### What to produce
Identify, in the records below, every line where the string "Quincy" appears, and copy each such line.

[BEGIN Data to process]

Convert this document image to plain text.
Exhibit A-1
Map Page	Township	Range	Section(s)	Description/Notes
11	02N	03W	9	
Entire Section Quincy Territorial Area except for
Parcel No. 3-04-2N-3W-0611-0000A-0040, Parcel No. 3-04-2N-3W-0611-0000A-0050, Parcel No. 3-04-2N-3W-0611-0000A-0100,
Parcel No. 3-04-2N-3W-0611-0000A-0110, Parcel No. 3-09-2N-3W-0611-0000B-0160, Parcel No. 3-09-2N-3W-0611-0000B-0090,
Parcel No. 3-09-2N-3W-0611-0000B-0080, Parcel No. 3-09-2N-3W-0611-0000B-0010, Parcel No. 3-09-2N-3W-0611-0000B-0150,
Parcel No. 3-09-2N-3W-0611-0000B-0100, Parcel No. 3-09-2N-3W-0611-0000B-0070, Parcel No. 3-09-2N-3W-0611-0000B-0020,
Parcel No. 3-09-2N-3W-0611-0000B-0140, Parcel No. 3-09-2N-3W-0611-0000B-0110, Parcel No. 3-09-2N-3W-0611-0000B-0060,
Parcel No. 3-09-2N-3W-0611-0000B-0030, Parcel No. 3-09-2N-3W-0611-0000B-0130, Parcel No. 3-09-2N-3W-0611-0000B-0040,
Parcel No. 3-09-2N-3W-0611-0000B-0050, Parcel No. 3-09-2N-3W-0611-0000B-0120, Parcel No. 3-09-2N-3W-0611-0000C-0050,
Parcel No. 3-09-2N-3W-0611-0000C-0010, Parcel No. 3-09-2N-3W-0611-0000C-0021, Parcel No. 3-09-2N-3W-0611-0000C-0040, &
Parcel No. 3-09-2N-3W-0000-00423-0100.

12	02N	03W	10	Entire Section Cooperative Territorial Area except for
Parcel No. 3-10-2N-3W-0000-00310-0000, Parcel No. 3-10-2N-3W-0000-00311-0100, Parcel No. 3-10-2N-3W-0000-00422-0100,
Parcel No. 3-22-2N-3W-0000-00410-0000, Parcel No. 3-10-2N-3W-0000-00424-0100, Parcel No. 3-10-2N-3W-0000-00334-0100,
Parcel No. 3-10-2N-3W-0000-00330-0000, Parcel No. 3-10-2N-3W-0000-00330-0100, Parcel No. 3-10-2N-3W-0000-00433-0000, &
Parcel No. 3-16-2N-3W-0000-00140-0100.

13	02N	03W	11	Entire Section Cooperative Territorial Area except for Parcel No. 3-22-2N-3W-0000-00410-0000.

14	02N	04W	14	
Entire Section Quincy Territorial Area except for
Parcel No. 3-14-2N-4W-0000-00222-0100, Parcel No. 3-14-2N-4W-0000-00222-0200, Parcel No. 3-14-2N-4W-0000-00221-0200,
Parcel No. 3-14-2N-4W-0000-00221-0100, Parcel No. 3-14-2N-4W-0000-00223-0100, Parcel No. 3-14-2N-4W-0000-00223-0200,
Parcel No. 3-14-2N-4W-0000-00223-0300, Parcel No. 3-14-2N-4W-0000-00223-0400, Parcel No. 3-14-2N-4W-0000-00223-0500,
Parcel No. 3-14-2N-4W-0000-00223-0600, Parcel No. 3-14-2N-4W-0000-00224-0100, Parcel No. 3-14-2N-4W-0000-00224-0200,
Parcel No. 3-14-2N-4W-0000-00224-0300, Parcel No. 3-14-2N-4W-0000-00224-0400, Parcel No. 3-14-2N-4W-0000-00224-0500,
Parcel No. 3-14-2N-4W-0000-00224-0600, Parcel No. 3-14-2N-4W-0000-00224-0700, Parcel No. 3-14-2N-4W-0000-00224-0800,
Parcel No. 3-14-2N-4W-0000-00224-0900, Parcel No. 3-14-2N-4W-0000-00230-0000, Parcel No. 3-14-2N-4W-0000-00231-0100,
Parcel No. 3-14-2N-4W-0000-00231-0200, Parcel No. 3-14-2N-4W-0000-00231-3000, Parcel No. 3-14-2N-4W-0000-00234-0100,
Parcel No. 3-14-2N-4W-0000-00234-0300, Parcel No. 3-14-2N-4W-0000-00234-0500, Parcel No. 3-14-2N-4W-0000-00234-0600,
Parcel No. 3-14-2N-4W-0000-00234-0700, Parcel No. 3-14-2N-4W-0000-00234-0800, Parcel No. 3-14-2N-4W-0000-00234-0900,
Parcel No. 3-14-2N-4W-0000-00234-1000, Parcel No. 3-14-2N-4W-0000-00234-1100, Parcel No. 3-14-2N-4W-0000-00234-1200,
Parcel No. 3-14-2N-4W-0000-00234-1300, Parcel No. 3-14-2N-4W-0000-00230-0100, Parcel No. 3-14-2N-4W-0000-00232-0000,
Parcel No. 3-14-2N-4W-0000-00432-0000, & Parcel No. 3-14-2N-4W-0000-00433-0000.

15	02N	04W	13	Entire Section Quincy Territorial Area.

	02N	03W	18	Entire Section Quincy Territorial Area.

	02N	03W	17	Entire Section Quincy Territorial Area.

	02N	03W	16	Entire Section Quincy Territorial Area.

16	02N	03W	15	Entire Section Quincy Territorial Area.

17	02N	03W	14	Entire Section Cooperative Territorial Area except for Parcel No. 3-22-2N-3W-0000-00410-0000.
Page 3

[END Data to process]

### Task result
Entire Section Quincy Territorial Area except for
Entire Section Quincy Territorial Area except for
15	02N	04W	13	Entire Section Quincy Territorial Area.
	02N	03W	18	Entire Section Quincy Territorial Area.
	02N	03W	17	Entire Section Quincy Territorial Area.
	02N	03W	16	Entire Section Quincy Territorial Area.
16	02N	03W	15	Entire Section Quincy Territorial Area.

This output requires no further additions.